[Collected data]
-*-*-
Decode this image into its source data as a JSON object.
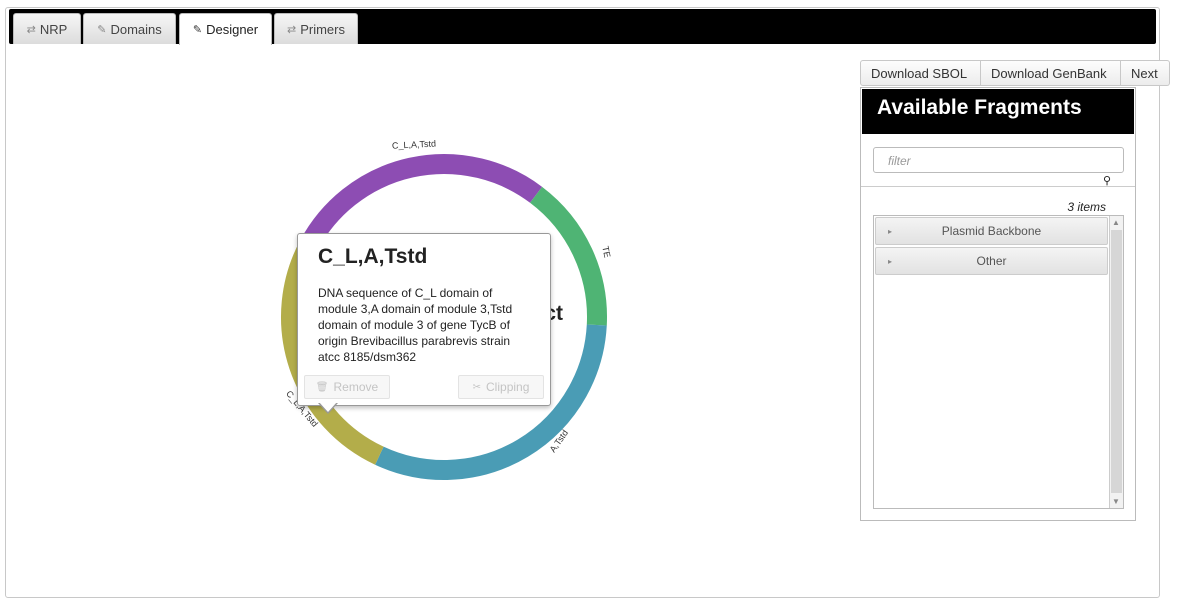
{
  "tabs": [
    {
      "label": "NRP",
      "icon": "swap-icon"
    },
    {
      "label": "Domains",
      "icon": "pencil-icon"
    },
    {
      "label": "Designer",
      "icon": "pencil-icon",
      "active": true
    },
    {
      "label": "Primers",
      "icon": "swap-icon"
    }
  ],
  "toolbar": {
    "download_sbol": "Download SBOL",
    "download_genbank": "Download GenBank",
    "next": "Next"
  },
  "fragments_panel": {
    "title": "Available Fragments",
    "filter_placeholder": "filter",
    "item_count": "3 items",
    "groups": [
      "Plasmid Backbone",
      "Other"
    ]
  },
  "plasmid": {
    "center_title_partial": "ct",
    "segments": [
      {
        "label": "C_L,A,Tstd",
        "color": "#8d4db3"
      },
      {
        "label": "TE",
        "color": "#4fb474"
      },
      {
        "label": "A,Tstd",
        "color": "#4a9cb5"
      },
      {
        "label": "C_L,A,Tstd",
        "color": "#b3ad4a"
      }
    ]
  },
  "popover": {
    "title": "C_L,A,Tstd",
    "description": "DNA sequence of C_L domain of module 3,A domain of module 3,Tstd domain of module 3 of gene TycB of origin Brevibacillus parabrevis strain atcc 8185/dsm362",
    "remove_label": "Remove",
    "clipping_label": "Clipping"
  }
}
-*-*-
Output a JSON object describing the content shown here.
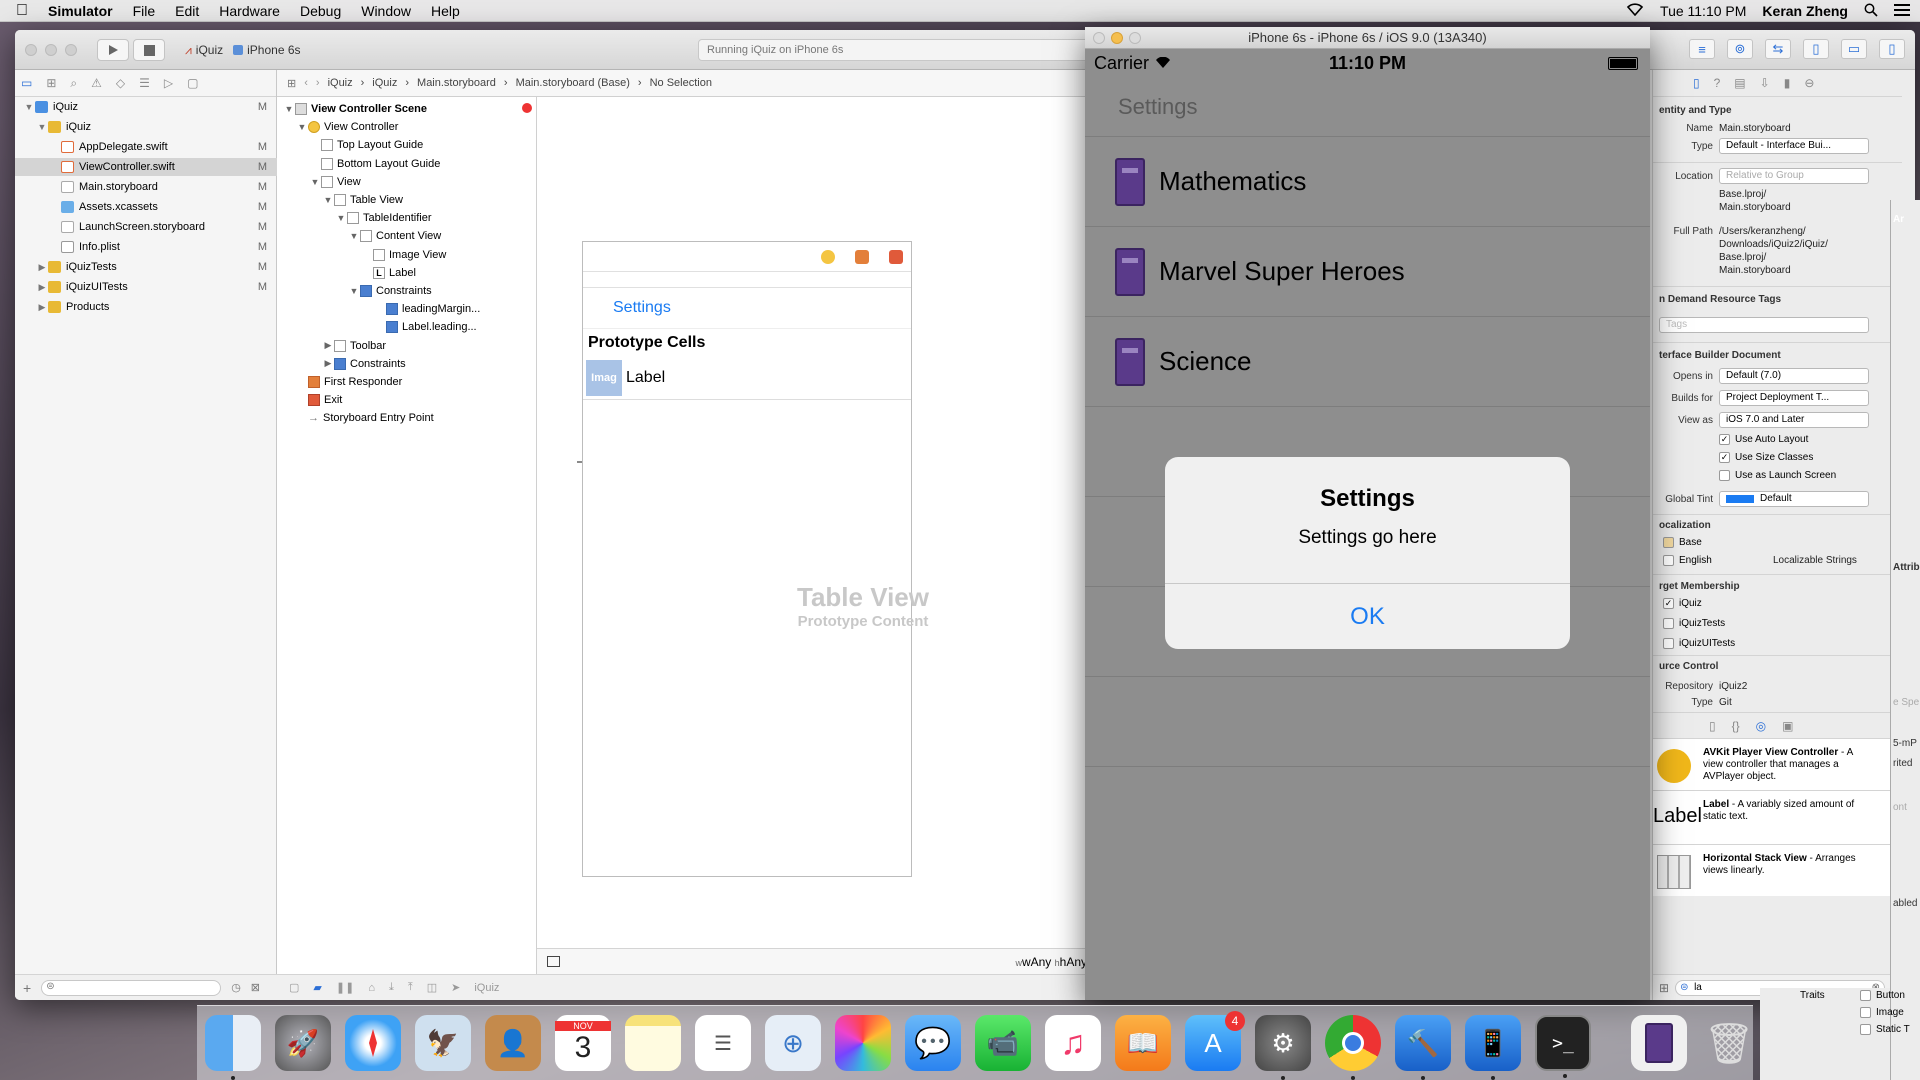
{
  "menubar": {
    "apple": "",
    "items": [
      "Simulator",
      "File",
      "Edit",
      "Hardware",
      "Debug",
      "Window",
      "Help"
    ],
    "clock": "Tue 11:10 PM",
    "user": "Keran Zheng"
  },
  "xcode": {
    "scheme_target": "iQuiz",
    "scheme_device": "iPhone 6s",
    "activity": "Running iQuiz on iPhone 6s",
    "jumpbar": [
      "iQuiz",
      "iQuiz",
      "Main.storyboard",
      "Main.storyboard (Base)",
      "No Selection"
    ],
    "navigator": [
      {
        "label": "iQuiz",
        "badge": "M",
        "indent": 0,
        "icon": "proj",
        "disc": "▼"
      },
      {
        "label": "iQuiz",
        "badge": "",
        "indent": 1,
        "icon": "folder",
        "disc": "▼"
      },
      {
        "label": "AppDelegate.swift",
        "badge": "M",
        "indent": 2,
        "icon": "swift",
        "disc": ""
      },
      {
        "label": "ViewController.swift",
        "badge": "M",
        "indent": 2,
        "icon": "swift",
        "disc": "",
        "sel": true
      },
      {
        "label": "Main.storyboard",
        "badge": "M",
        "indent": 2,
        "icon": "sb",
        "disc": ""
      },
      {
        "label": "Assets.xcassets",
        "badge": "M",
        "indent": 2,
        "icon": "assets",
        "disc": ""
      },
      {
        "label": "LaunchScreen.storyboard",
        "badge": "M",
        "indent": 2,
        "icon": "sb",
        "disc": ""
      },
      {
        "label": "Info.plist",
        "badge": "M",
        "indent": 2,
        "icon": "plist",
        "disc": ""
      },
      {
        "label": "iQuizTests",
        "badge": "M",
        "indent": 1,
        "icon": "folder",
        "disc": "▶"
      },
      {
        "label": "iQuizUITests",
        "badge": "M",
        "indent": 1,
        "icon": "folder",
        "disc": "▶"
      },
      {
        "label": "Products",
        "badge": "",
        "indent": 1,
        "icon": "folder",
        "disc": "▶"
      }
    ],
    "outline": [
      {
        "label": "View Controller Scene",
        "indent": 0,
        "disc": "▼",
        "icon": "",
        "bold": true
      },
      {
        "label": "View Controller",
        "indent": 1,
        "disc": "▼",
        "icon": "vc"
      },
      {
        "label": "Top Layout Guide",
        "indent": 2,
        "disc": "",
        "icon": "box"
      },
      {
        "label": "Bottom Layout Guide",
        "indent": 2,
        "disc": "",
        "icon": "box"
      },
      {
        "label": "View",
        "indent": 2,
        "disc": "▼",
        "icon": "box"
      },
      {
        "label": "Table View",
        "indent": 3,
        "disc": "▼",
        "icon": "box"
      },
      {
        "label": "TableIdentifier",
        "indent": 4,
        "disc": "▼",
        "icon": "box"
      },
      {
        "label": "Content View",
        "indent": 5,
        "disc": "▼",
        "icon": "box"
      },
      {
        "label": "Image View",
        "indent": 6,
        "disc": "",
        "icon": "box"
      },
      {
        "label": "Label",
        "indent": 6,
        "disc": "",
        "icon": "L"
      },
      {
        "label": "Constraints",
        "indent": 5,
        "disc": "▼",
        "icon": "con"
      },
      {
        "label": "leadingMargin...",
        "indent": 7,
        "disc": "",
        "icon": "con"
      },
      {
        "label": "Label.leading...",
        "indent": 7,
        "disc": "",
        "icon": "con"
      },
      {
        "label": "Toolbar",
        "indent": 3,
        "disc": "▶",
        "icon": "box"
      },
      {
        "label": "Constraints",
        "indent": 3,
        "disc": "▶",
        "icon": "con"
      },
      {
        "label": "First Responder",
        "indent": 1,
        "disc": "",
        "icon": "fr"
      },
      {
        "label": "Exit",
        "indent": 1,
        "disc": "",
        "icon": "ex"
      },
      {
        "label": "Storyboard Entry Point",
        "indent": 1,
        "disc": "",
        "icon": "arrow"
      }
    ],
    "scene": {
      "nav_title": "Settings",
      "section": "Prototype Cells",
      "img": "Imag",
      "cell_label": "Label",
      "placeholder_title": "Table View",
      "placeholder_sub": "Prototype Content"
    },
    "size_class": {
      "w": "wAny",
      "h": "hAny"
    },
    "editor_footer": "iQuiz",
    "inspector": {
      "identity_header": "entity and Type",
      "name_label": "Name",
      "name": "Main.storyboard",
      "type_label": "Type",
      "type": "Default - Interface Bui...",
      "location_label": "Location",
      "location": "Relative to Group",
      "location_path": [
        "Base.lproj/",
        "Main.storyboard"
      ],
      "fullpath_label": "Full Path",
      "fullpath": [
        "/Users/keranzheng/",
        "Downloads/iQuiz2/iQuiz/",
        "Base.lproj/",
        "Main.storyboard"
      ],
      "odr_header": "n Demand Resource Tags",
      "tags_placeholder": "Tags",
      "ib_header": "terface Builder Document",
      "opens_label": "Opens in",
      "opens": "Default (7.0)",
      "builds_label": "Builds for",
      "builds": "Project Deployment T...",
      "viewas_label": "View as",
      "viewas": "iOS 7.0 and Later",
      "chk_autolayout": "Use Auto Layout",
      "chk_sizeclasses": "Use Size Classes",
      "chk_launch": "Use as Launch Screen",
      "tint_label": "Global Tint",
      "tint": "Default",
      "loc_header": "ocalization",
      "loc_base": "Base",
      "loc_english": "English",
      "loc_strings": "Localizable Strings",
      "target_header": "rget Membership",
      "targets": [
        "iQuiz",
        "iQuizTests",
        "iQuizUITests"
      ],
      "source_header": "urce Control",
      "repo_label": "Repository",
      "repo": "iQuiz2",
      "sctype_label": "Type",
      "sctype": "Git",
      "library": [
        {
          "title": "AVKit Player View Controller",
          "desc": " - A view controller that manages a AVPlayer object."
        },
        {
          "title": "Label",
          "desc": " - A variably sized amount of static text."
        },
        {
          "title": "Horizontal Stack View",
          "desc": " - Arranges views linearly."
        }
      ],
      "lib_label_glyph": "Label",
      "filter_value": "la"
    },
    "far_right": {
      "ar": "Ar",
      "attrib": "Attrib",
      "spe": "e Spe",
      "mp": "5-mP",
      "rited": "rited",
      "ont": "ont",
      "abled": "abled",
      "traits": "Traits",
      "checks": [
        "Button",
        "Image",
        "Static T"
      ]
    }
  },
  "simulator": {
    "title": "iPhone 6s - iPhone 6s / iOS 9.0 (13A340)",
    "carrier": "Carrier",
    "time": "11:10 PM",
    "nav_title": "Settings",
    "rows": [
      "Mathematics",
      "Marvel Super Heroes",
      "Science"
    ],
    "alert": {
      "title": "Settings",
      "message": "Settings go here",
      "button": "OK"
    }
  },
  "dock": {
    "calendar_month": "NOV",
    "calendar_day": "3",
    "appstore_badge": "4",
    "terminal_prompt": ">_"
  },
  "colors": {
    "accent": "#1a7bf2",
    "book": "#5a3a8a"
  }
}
-*-*-
The answer should consist of all lines from the records above that hold the word "Default".

      "type": "Default - Interface Bui...",
      "opens": "Default (7.0)",
      "tint": "Default",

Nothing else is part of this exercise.